From the entries below, copy every line that holds the word "JSON".
:: Records for this exercise
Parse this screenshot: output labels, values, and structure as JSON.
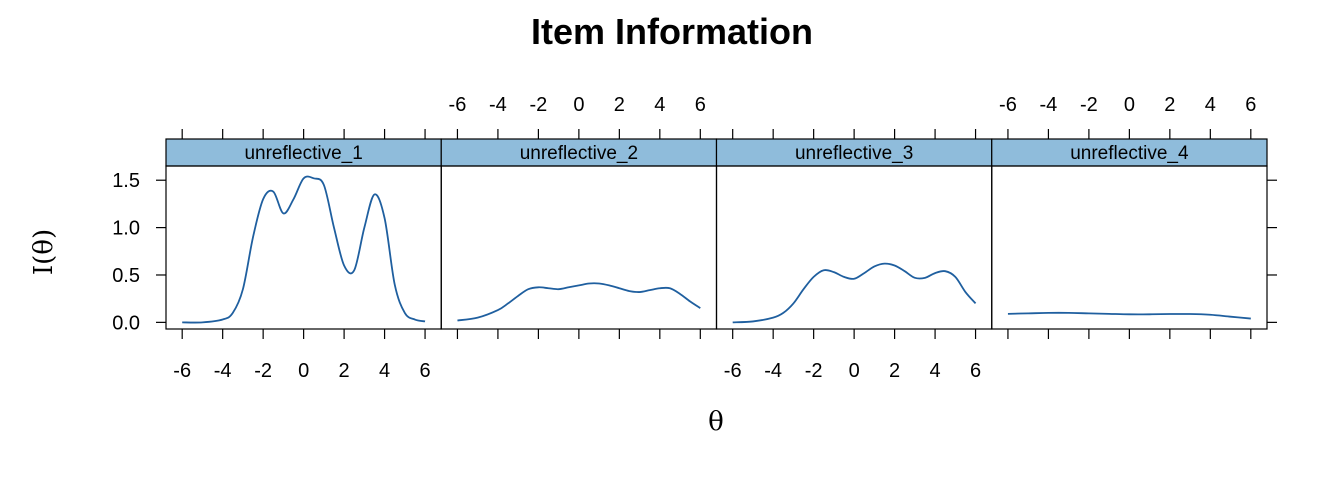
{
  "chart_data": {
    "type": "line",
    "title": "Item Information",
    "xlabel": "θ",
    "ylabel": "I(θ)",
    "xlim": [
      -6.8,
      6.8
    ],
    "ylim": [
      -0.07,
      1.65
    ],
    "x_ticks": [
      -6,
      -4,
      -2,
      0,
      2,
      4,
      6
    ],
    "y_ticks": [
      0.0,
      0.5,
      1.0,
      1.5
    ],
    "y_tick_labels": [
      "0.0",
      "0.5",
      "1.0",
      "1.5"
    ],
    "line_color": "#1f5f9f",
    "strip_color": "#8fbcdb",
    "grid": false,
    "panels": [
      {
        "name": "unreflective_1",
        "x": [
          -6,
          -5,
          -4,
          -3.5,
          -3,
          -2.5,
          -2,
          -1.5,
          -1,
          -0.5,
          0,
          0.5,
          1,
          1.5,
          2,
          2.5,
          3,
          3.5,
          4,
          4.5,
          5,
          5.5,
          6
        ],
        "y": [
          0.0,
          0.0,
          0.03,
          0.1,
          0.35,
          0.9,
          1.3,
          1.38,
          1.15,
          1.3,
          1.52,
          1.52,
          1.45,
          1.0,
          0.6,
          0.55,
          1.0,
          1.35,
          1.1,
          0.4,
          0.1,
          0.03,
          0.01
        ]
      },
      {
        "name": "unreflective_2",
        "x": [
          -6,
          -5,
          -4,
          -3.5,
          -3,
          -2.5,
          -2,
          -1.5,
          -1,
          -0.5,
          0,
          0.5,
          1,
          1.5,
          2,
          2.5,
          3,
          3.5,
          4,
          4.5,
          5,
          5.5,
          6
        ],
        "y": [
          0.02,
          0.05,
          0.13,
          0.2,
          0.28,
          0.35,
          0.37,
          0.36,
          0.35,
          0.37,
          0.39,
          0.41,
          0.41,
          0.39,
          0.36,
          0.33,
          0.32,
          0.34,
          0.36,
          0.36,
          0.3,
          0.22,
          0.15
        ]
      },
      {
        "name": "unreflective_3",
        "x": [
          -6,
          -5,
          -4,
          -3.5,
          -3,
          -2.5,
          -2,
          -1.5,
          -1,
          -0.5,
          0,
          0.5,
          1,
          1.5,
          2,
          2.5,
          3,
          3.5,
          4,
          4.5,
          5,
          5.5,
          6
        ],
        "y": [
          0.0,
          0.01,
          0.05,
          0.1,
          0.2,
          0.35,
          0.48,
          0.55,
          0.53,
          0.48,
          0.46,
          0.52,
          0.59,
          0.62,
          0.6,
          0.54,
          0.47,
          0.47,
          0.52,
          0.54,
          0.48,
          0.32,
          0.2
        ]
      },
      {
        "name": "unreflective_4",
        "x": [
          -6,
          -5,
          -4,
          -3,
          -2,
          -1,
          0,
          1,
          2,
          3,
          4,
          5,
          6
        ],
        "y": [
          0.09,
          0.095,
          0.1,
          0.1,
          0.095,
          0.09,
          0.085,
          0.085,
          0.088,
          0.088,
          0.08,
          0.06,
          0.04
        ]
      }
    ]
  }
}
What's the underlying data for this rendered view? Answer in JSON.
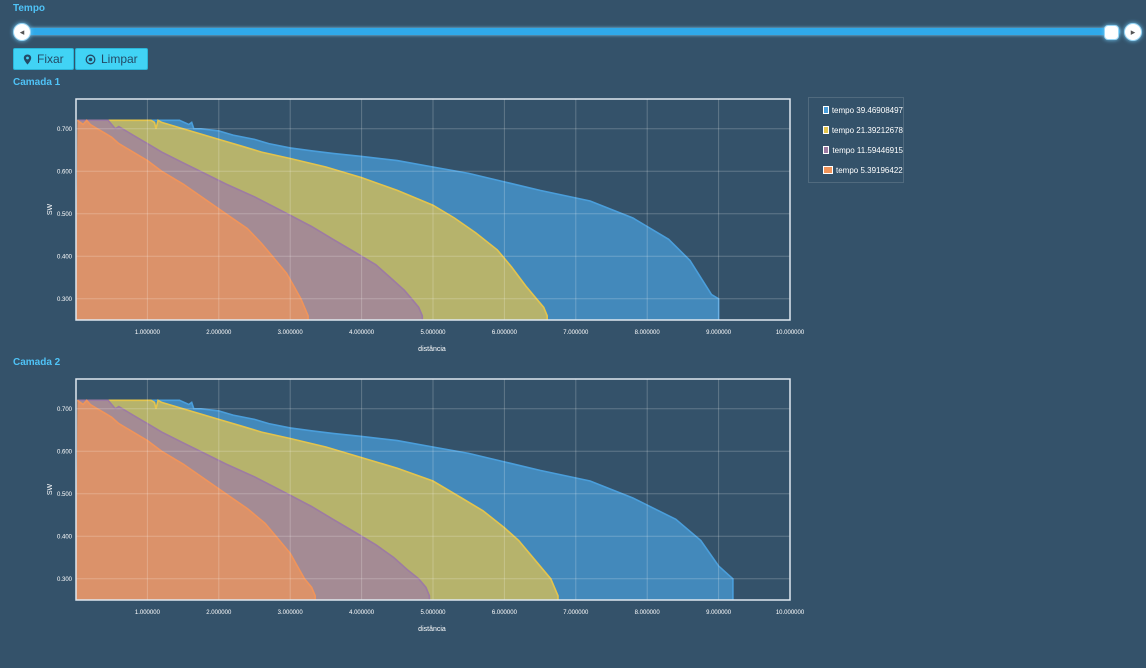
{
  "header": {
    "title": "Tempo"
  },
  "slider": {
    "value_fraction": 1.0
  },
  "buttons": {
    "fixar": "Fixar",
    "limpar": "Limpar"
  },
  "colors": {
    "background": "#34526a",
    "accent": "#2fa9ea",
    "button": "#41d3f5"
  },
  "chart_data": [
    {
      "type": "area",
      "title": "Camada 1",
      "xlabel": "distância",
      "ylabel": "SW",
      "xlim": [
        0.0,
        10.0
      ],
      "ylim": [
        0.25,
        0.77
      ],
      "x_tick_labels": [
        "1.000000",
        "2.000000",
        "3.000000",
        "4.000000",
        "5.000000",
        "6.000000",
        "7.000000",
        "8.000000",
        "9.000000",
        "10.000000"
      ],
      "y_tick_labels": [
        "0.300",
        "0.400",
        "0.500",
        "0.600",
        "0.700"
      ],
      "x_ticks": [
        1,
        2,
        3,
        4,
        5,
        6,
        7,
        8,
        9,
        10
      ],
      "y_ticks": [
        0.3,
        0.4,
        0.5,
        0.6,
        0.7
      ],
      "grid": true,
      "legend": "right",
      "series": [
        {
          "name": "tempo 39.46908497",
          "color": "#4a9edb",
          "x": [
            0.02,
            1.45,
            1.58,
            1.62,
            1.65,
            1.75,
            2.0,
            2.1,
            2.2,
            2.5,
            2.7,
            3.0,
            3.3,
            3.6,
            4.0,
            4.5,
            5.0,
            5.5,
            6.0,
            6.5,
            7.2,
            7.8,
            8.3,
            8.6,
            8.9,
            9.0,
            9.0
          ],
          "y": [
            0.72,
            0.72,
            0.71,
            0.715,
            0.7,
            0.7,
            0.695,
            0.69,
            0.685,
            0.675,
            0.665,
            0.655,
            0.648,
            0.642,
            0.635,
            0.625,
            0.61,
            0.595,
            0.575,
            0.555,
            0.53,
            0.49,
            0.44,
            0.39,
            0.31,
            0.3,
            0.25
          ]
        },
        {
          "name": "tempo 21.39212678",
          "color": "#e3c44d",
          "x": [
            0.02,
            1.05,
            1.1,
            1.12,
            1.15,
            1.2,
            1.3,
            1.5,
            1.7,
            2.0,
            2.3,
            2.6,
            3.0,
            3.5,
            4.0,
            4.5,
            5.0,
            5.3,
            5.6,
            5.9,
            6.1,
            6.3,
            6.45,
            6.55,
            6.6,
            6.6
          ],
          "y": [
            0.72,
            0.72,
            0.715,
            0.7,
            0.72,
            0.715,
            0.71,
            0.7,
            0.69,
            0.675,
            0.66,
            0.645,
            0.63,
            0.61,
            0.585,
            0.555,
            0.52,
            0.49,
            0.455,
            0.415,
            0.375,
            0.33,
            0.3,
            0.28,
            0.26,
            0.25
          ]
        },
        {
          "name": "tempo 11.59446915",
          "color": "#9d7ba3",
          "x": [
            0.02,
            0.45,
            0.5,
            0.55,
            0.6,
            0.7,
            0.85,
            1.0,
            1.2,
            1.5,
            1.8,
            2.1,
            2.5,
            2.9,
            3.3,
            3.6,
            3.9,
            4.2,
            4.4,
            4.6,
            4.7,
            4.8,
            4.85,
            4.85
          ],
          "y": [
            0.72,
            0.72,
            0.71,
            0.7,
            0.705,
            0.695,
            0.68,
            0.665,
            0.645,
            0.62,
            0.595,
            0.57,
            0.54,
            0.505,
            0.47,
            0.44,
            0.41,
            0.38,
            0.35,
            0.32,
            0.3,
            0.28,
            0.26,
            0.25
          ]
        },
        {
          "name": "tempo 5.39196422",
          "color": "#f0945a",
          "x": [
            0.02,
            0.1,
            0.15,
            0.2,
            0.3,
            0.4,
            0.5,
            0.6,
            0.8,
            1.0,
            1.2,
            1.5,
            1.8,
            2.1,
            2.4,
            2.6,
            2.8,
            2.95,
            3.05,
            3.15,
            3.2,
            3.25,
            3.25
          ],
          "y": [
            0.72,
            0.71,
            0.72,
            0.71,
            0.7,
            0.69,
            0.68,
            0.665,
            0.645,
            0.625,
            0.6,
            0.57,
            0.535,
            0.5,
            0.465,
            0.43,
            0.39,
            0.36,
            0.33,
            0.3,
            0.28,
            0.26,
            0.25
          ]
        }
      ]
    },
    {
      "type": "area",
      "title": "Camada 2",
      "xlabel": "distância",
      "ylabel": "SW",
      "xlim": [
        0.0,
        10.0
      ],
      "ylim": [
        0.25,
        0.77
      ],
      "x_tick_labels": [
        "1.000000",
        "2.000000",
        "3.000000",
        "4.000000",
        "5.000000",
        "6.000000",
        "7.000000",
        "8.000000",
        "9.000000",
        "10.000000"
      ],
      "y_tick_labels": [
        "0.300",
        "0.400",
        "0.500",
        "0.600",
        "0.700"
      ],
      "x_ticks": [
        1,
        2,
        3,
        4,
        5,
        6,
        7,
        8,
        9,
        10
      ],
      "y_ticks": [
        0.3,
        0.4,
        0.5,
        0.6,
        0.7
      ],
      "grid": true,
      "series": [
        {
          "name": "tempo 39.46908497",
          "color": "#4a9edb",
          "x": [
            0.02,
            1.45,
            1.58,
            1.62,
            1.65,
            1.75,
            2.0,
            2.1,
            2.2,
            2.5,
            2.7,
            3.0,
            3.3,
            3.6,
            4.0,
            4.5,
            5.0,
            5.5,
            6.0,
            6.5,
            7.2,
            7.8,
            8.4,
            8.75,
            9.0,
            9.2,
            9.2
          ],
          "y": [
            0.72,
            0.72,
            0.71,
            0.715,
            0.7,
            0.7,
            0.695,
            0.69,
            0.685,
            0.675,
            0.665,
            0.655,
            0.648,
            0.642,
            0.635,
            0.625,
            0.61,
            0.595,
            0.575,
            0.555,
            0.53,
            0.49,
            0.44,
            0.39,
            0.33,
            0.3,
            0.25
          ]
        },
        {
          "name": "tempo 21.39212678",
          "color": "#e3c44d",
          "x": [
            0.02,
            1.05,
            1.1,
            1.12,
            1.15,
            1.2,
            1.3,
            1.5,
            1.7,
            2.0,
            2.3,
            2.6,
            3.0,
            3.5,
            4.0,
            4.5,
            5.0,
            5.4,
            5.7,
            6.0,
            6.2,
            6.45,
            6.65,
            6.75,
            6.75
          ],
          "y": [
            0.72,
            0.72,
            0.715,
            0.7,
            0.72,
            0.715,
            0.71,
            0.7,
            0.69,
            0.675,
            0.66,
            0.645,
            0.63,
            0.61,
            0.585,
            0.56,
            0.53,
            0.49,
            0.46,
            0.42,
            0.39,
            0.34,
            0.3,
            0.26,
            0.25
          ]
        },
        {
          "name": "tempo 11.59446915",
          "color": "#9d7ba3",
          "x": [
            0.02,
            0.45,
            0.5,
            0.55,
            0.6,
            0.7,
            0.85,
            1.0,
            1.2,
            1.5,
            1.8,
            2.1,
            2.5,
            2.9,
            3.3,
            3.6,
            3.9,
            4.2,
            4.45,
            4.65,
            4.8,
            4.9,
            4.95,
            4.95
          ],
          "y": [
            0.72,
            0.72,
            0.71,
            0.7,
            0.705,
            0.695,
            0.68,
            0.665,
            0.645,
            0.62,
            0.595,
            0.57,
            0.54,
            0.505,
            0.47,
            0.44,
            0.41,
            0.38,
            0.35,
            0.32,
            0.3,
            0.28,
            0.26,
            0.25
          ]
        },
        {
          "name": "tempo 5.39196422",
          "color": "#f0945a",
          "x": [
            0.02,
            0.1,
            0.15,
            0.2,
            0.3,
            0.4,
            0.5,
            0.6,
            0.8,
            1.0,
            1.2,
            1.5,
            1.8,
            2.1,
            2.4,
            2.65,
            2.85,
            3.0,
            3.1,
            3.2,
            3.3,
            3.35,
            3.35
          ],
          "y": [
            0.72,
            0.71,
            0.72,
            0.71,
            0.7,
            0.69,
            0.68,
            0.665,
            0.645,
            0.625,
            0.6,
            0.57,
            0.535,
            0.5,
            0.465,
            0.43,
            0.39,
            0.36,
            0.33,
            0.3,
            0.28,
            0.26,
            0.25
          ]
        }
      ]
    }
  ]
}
::::
- Answer to this exercise:
Parse this screenshot: output labels, values, and structure as JSON.
What's the underlying data for this rendered view? Answer in JSON.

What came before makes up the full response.